=== YOUR TASK ===
Please quote the material exactly, every line of it.

=== PROVIDED DATA ===
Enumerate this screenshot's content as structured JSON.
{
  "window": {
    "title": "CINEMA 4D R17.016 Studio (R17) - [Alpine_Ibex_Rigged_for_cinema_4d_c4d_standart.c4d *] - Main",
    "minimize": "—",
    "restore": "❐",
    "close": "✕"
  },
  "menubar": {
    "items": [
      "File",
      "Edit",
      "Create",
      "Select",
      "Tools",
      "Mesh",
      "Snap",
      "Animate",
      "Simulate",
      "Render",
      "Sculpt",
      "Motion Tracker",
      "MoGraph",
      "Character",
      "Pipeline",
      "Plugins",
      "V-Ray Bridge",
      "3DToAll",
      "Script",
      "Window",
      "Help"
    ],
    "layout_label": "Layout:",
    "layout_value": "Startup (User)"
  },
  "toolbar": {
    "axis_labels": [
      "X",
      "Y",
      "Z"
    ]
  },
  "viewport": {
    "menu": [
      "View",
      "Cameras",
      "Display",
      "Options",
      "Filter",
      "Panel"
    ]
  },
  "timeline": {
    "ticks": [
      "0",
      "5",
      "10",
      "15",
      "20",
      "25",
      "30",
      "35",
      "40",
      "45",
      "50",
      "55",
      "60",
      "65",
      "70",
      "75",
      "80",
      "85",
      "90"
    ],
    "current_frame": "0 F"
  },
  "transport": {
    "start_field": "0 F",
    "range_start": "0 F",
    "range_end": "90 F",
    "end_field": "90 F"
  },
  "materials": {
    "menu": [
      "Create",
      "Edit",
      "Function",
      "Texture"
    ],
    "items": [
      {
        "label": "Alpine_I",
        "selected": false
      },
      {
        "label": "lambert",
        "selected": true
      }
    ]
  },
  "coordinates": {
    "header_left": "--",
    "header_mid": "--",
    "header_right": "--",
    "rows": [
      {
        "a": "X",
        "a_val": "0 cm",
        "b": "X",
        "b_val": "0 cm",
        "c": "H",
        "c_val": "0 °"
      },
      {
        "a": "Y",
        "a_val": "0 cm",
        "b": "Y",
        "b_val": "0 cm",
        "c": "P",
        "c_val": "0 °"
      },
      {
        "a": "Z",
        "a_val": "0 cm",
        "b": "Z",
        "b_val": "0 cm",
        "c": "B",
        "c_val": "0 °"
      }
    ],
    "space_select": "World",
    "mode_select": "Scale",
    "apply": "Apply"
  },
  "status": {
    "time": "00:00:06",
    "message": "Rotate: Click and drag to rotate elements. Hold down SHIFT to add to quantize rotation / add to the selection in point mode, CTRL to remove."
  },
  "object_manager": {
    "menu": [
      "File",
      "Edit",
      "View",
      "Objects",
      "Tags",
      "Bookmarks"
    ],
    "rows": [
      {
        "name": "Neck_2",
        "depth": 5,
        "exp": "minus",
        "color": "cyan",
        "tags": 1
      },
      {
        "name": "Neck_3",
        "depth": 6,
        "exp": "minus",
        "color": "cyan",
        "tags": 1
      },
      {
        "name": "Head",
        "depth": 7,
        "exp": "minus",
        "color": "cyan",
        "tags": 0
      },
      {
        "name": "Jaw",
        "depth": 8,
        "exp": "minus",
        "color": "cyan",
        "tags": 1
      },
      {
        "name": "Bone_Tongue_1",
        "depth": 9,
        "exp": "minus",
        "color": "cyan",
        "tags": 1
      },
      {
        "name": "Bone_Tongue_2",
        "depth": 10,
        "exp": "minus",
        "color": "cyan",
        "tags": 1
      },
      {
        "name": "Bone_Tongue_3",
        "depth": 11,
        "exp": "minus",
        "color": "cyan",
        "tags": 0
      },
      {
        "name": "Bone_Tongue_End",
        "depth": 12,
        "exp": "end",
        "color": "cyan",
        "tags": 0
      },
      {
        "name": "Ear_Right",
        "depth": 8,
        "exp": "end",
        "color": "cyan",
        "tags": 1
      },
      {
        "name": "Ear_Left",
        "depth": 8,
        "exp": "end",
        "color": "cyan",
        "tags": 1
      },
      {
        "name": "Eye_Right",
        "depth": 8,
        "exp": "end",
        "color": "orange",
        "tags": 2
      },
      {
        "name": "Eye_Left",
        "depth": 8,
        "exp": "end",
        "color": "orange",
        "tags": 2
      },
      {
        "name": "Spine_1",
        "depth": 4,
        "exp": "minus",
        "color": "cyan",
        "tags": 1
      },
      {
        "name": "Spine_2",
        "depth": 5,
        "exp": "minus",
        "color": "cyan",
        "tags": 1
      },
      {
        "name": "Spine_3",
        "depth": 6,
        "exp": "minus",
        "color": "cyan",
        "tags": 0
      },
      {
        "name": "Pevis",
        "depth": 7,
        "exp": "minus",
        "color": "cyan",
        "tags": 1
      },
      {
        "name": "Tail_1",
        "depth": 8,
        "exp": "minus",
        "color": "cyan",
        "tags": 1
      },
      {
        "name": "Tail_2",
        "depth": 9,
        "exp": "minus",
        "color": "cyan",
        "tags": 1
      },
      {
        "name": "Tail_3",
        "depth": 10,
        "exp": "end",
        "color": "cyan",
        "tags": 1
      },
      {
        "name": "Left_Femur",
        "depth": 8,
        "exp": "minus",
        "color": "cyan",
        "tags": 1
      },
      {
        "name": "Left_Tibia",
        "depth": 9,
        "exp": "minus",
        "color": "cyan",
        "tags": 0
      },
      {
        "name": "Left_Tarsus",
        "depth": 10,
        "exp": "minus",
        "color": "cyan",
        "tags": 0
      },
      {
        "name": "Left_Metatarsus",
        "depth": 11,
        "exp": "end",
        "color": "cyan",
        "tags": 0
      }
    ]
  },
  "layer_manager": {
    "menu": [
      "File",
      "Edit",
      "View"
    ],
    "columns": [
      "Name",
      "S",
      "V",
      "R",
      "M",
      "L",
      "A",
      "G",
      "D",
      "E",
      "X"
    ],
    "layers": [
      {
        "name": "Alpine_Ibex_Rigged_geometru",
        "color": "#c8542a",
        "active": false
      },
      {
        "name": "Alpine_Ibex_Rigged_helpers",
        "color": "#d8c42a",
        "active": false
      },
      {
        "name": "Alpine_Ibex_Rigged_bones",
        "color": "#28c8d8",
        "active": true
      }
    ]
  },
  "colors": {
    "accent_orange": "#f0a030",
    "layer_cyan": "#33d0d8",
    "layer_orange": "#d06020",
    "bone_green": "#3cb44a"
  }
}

=== RESULT BELOW ===
Enumerate this screenshot's content as structured JSON.
{
  "window": {
    "title": "CINEMA 4D R17.016 Studio (R17) - [Alpine_Ibex_Rigged_for_cinema_4d_c4d_standart.c4d *] - Main",
    "minimize": "—",
    "restore": "❐",
    "close": "✕"
  },
  "menubar": {
    "items": [
      "File",
      "Edit",
      "Create",
      "Select",
      "Tools",
      "Mesh",
      "Snap",
      "Animate",
      "Simulate",
      "Render",
      "Sculpt",
      "Motion Tracker",
      "MoGraph",
      "Character",
      "Pipeline",
      "Plugins",
      "V-Ray Bridge",
      "3DToAll",
      "Script",
      "Window",
      "Help"
    ],
    "layout_label": "Layout:",
    "layout_value": "Startup (User)"
  },
  "toolbar": {
    "axis_labels": [
      "X",
      "Y",
      "Z"
    ]
  },
  "viewport": {
    "menu": [
      "View",
      "Cameras",
      "Display",
      "Options",
      "Filter",
      "Panel"
    ]
  },
  "timeline": {
    "ticks": [
      "0",
      "5",
      "10",
      "15",
      "20",
      "25",
      "30",
      "35",
      "40",
      "45",
      "50",
      "55",
      "60",
      "65",
      "70",
      "75",
      "80",
      "85",
      "90"
    ],
    "current_frame": "0 F"
  },
  "transport": {
    "start_field": "0 F",
    "range_start": "0 F",
    "range_end": "90 F",
    "end_field": "90 F"
  },
  "materials": {
    "menu": [
      "Create",
      "Edit",
      "Function",
      "Texture"
    ],
    "items": [
      {
        "label": "Alpine_I",
        "selected": false
      },
      {
        "label": "lambert",
        "selected": true
      }
    ]
  },
  "coordinates": {
    "header_left": "--",
    "header_mid": "--",
    "header_right": "--",
    "rows": [
      {
        "a": "X",
        "a_val": "0 cm",
        "b": "X",
        "b_val": "0 cm",
        "c": "H",
        "c_val": "0 °"
      },
      {
        "a": "Y",
        "a_val": "0 cm",
        "b": "Y",
        "b_val": "0 cm",
        "c": "P",
        "c_val": "0 °"
      },
      {
        "a": "Z",
        "a_val": "0 cm",
        "b": "Z",
        "b_val": "0 cm",
        "c": "B",
        "c_val": "0 °"
      }
    ],
    "space_select": "World",
    "mode_select": "Scale",
    "apply": "Apply"
  },
  "status": {
    "time": "00:00:06",
    "message": "Rotate: Click and drag to rotate elements. Hold down SHIFT to add to quantize rotation / add to the selection in point mode, CTRL to remove."
  },
  "object_manager": {
    "menu": [
      "File",
      "Edit",
      "View",
      "Objects",
      "Tags",
      "Bookmarks"
    ],
    "rows": [
      {
        "name": "Neck_2",
        "depth": 5,
        "exp": "minus",
        "color": "cyan",
        "tags": 1
      },
      {
        "name": "Neck_3",
        "depth": 6,
        "exp": "minus",
        "color": "cyan",
        "tags": 1
      },
      {
        "name": "Head",
        "depth": 7,
        "exp": "minus",
        "color": "cyan",
        "tags": 0
      },
      {
        "name": "Jaw",
        "depth": 8,
        "exp": "minus",
        "color": "cyan",
        "tags": 1
      },
      {
        "name": "Bone_Tongue_1",
        "depth": 9,
        "exp": "minus",
        "color": "cyan",
        "tags": 1
      },
      {
        "name": "Bone_Tongue_2",
        "depth": 10,
        "exp": "minus",
        "color": "cyan",
        "tags": 1
      },
      {
        "name": "Bone_Tongue_3",
        "depth": 11,
        "exp": "minus",
        "color": "cyan",
        "tags": 0
      },
      {
        "name": "Bone_Tongue_End",
        "depth": 12,
        "exp": "end",
        "color": "cyan",
        "tags": 0
      },
      {
        "name": "Ear_Right",
        "depth": 8,
        "exp": "end",
        "color": "cyan",
        "tags": 1
      },
      {
        "name": "Ear_Left",
        "depth": 8,
        "exp": "end",
        "color": "cyan",
        "tags": 1
      },
      {
        "name": "Eye_Right",
        "depth": 8,
        "exp": "end",
        "color": "orange",
        "tags": 2
      },
      {
        "name": "Eye_Left",
        "depth": 8,
        "exp": "end",
        "color": "orange",
        "tags": 2
      },
      {
        "name": "Spine_1",
        "depth": 4,
        "exp": "minus",
        "color": "cyan",
        "tags": 1
      },
      {
        "name": "Spine_2",
        "depth": 5,
        "exp": "minus",
        "color": "cyan",
        "tags": 1
      },
      {
        "name": "Spine_3",
        "depth": 6,
        "exp": "minus",
        "color": "cyan",
        "tags": 0
      },
      {
        "name": "Pevis",
        "depth": 7,
        "exp": "minus",
        "color": "cyan",
        "tags": 1
      },
      {
        "name": "Tail_1",
        "depth": 8,
        "exp": "minus",
        "color": "cyan",
        "tags": 1
      },
      {
        "name": "Tail_2",
        "depth": 9,
        "exp": "minus",
        "color": "cyan",
        "tags": 1
      },
      {
        "name": "Tail_3",
        "depth": 10,
        "exp": "end",
        "color": "cyan",
        "tags": 1
      },
      {
        "name": "Left_Femur",
        "depth": 8,
        "exp": "minus",
        "color": "cyan",
        "tags": 1
      },
      {
        "name": "Left_Tibia",
        "depth": 9,
        "exp": "minus",
        "color": "cyan",
        "tags": 0
      },
      {
        "name": "Left_Tarsus",
        "depth": 10,
        "exp": "minus",
        "color": "cyan",
        "tags": 0
      },
      {
        "name": "Left_Metatarsus",
        "depth": 11,
        "exp": "end",
        "color": "cyan",
        "tags": 0
      }
    ]
  },
  "layer_manager": {
    "menu": [
      "File",
      "Edit",
      "View"
    ],
    "columns": [
      "Name",
      "S",
      "V",
      "R",
      "M",
      "L",
      "A",
      "G",
      "D",
      "E",
      "X"
    ],
    "layers": [
      {
        "name": "Alpine_Ibex_Rigged_geometru",
        "color": "#c8542a",
        "active": false
      },
      {
        "name": "Alpine_Ibex_Rigged_helpers",
        "color": "#d8c42a",
        "active": false
      },
      {
        "name": "Alpine_Ibex_Rigged_bones",
        "color": "#28c8d8",
        "active": true
      }
    ]
  },
  "colors": {
    "accent_orange": "#f0a030",
    "layer_cyan": "#33d0d8",
    "layer_orange": "#d06020",
    "bone_green": "#3cb44a"
  }
}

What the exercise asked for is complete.